## BEGIN TASK DATA
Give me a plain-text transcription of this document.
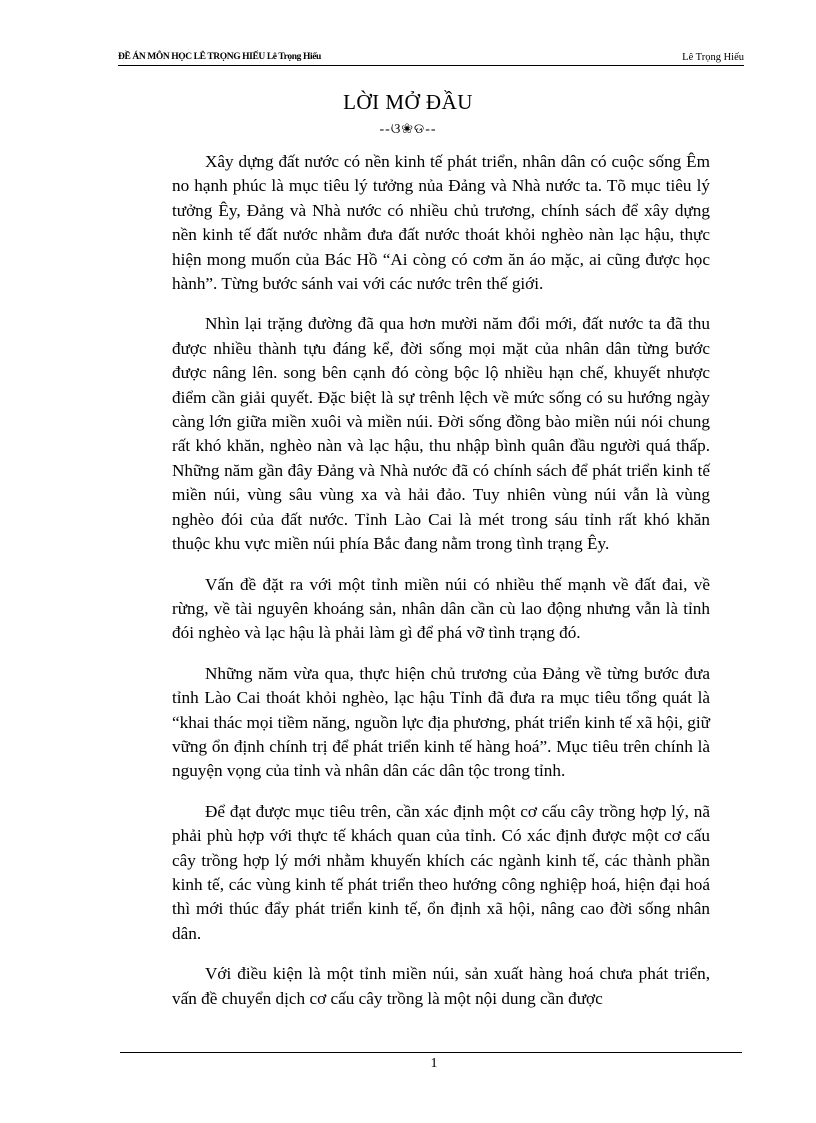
ĐỀ ÁN MÔN HỌC LÊ TRỌNG HIẾU Lê Trọng Hiếu	Lê Trọng Hiếu
LỜI MỞ ĐẦU
--ଓ❀ଡ--

Xây dựng đất nước có nền kinh tế phát triển, nhân dân có cuộc sống Êm no hạnh phúc là mục tiêu lý tưởng nủa Đảng và Nhà nước ta. Tõ mục tiêu lý tưởng Êy, Đảng và Nhà nước có nhiều chủ trương, chính sách để xây dựng nền kinh tế đất nước nhằm đưa đất nước thoát khỏi nghèo nàn lạc hậu, thực hiện mong muốn của Bác Hồ “Ai còng có cơm ăn áo mặc, ai cũng được học hành”. Từng bước sánh vai với các nước trên thế giới.

Nhìn lại trặng đường đã qua hơn mười năm đổi mới, đất nước ta đã thu được nhiều thành tựu đáng kể, đời sống mọi mặt của nhân dân từng bước được nâng lên. song bên cạnh đó còng bộc lộ nhiều hạn chế, khuyết nhược điểm cần giải quyết. Đặc biệt là sự trênh lệch về mức sống có su hướng ngày càng lớn giữa miền xuôi và miền núi. Đời sống đồng bào miền núi nói chung rất khó khăn, nghèo nàn và lạc hậu, thu nhập bình quân đầu người quá thấp. Những năm gần đây Đảng và Nhà nước đã có chính sách để phát triển kinh tế miền núi, vùng sâu vùng xa và hải đảo. Tuy nhiên vùng núi vẫn là vùng nghèo đói của đất nước. Tỉnh Lào Cai là mét trong sáu tỉnh rất khó khăn thuộc khu vực miền núi phía Bắc đang nằm trong tình trạng Êy.

Vấn đề đặt ra với một tỉnh miền núi có nhiều thế mạnh về đất đai, về rừng, về tài nguyên khoáng sản, nhân dân cần cù lao động nhưng vẫn là tỉnh đói nghèo và lạc hậu là phải làm gì để phá vỡ tình trạng đó.

Những năm vừa qua, thực hiện chủ trương của Đảng về từng bước đưa tỉnh Lào Cai thoát khỏi nghèo, lạc hậu Tỉnh đã đưa ra mục tiêu tổng quát là “khai thác mọi tiềm năng, nguồn lực địa phương, phát triển kinh tế xã hội, giữ vững ổn định chính trị để phát triển kinh tế hàng hoá”. Mục tiêu trên chính là nguyện vọng của tỉnh và nhân dân các dân tộc trong tỉnh.

Để đạt được mục tiêu trên, cần xác định một cơ cấu cây trồng hợp lý, nã phải phù hợp với thực tế khách quan của tỉnh. Có xác định được một cơ cấu cây trồng hợp lý mới nhằm khuyến khích các ngành kinh tế, các thành phần kinh tế, các vùng kinh tế phát triển theo hướng công nghiệp hoá, hiện đại hoá thì mới thúc đẩy phát triển kinh tế, ổn định xã hội, nâng cao đời sống nhân dân.

Với điều kiện là một tỉnh miền núi, sản xuất hàng hoá chưa phát triển, vấn đề chuyển dịch cơ cấu cây trồng là một nội dung cần được

1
## END TASK DATA
### DIRECTIVE
Write out every record above exactly as it stands, but leave out the pictures.

### OUTPUT OF THE EXERCISE
Give me a plain-text transcription of this document.
ĐỀ ÁN MÔN HỌC LÊ TRỌNG HIẾU Lê Trọng Hiếu	Lê Trọng Hiếu
LỜI MỞ ĐẦU
--ଓ❀ଡ--

Xây dựng đất nước có nền kinh tế phát triển, nhân dân có cuộc sống Êm no hạnh phúc là mục tiêu lý tưởng nủa Đảng và Nhà nước ta. Tõ mục tiêu lý tưởng Êy, Đảng và Nhà nước có nhiều chủ trương, chính sách để xây dựng nền kinh tế đất nước nhằm đưa đất nước thoát khỏi nghèo nàn lạc hậu, thực hiện mong muốn của Bác Hồ “Ai còng có cơm ăn áo mặc, ai cũng được học hành”. Từng bước sánh vai với các nước trên thế giới.

Nhìn lại trặng đường đã qua hơn mười năm đổi mới, đất nước ta đã thu được nhiều thành tựu đáng kể, đời sống mọi mặt của nhân dân từng bước được nâng lên. song bên cạnh đó còng bộc lộ nhiều hạn chế, khuyết nhược điểm cần giải quyết. Đặc biệt là sự trênh lệch về mức sống có su hướng ngày càng lớn giữa miền xuôi và miền núi. Đời sống đồng bào miền núi nói chung rất khó khăn, nghèo nàn và lạc hậu, thu nhập bình quân đầu người quá thấp. Những năm gần đây Đảng và Nhà nước đã có chính sách để phát triển kinh tế miền núi, vùng sâu vùng xa và hải đảo. Tuy nhiên vùng núi vẫn là vùng nghèo đói của đất nước. Tỉnh Lào Cai là mét trong sáu tỉnh rất khó khăn thuộc khu vực miền núi phía Bắc đang nằm trong tình trạng Êy.

Vấn đề đặt ra với một tỉnh miền núi có nhiều thế mạnh về đất đai, về rừng, về tài nguyên khoáng sản, nhân dân cần cù lao động nhưng vẫn là tỉnh đói nghèo và lạc hậu là phải làm gì để phá vỡ tình trạng đó.

Những năm vừa qua, thực hiện chủ trương của Đảng về từng bước đưa tỉnh Lào Cai thoát khỏi nghèo, lạc hậu Tỉnh đã đưa ra mục tiêu tổng quát là “khai thác mọi tiềm năng, nguồn lực địa phương, phát triển kinh tế xã hội, giữ vững ổn định chính trị để phát triển kinh tế hàng hoá”. Mục tiêu trên chính là nguyện vọng của tỉnh và nhân dân các dân tộc trong tỉnh.

Để đạt được mục tiêu trên, cần xác định một cơ cấu cây trồng hợp lý, nã phải phù hợp với thực tế khách quan của tỉnh. Có xác định được một cơ cấu cây trồng hợp lý mới nhằm khuyến khích các ngành kinh tế, các thành phần kinh tế, các vùng kinh tế phát triển theo hướng công nghiệp hoá, hiện đại hoá thì mới thúc đẩy phát triển kinh tế, ổn định xã hội, nâng cao đời sống nhân dân.

Với điều kiện là một tỉnh miền núi, sản xuất hàng hoá chưa phát triển, vấn đề chuyển dịch cơ cấu cây trồng là một nội dung cần được

1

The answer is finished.